##### SUPPLIED ENTRIES #####

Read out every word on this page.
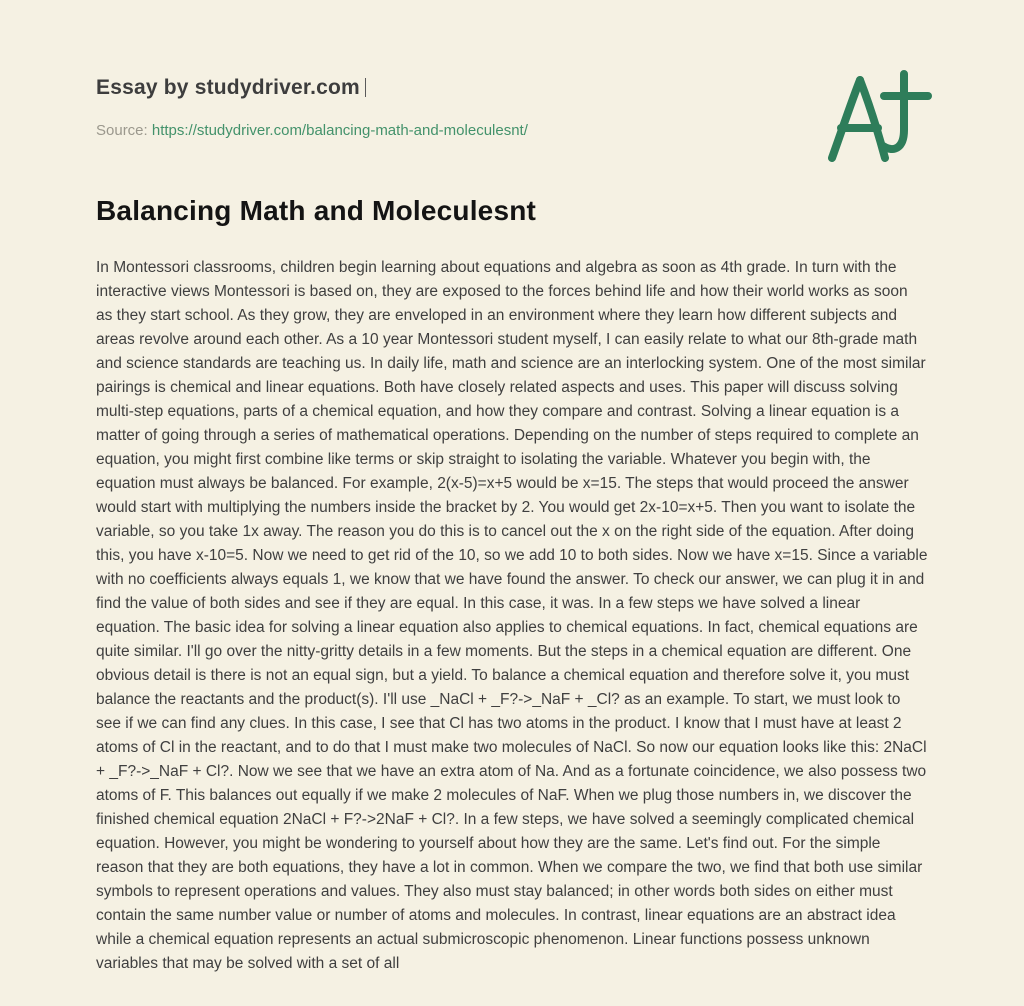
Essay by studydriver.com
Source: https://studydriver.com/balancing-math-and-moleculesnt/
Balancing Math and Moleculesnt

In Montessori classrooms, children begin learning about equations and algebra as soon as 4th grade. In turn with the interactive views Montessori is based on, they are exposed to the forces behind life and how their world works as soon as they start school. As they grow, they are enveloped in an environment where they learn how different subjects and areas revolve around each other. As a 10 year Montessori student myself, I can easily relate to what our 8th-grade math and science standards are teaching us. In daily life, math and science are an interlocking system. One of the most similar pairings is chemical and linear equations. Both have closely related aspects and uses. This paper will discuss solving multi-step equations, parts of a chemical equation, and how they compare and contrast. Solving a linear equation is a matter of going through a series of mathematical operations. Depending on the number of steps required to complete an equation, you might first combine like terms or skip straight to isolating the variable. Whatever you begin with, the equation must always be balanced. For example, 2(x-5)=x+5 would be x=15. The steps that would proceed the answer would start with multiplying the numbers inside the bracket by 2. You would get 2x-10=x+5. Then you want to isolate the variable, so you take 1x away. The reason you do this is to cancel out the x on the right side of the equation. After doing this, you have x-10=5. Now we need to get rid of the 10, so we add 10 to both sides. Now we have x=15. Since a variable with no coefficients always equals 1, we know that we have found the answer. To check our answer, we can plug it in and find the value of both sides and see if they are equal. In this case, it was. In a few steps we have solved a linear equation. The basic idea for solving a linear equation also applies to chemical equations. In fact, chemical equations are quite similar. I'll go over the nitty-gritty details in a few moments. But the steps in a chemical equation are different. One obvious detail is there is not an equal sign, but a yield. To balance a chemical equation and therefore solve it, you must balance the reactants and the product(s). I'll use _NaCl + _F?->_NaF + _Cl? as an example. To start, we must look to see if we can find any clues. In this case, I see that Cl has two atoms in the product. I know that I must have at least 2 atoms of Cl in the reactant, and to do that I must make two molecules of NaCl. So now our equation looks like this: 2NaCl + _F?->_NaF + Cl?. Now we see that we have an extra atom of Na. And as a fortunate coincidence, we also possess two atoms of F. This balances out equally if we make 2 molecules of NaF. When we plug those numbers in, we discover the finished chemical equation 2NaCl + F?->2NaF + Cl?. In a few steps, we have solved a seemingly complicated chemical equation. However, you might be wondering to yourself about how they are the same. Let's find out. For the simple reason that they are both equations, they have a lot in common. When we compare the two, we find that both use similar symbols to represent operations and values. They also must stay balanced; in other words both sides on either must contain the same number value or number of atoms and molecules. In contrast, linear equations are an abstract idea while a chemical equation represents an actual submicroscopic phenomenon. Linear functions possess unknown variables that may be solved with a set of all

#####

**WHAT THE TASK ASKS**: Write out every line above exactly as it is, leaving out the pictures.

**FULL ANSWER**:
Read out every word on this page.
Essay by studydriver.com
Source: https://studydriver.com/balancing-math-and-moleculesnt/
Balancing Math and Moleculesnt

In Montessori classrooms, children begin learning about equations and algebra as soon as 4th grade. In turn with the interactive views Montessori is based on, they are exposed to the forces behind life and how their world works as soon as they start school. As they grow, they are enveloped in an environment where they learn how different subjects and areas revolve around each other. As a 10 year Montessori student myself, I can easily relate to what our 8th-grade math and science standards are teaching us. In daily life, math and science are an interlocking system. One of the most similar pairings is chemical and linear equations. Both have closely related aspects and uses. This paper will discuss solving multi-step equations, parts of a chemical equation, and how they compare and contrast. Solving a linear equation is a matter of going through a series of mathematical operations. Depending on the number of steps required to complete an equation, you might first combine like terms or skip straight to isolating the variable. Whatever you begin with, the equation must always be balanced. For example, 2(x-5)=x+5 would be x=15. The steps that would proceed the answer would start with multiplying the numbers inside the bracket by 2. You would get 2x-10=x+5. Then you want to isolate the variable, so you take 1x away. The reason you do this is to cancel out the x on the right side of the equation. After doing this, you have x-10=5. Now we need to get rid of the 10, so we add 10 to both sides. Now we have x=15. Since a variable with no coefficients always equals 1, we know that we have found the answer. To check our answer, we can plug it in and find the value of both sides and see if they are equal. In this case, it was. In a few steps we have solved a linear equation. The basic idea for solving a linear equation also applies to chemical equations. In fact, chemical equations are quite similar. I'll go over the nitty-gritty details in a few moments. But the steps in a chemical equation are different. One obvious detail is there is not an equal sign, but a yield. To balance a chemical equation and therefore solve it, you must balance the reactants and the product(s). I'll use _NaCl + _F?->_NaF + _Cl? as an example. To start, we must look to see if we can find any clues. In this case, I see that Cl has two atoms in the product. I know that I must have at least 2 atoms of Cl in the reactant, and to do that I must make two molecules of NaCl. So now our equation looks like this: 2NaCl + _F?->_NaF + Cl?. Now we see that we have an extra atom of Na. And as a fortunate coincidence, we also possess two atoms of F. This balances out equally if we make 2 molecules of NaF. When we plug those numbers in, we discover the finished chemical equation 2NaCl + F?->2NaF + Cl?. In a few steps, we have solved a seemingly complicated chemical equation. However, you might be wondering to yourself about how they are the same. Let's find out. For the simple reason that they are both equations, they have a lot in common. When we compare the two, we find that both use similar symbols to represent operations and values. They also must stay balanced; in other words both sides on either must contain the same number value or number of atoms and molecules. In contrast, linear equations are an abstract idea while a chemical equation represents an actual submicroscopic phenomenon. Linear functions possess unknown variables that may be solved with a set of all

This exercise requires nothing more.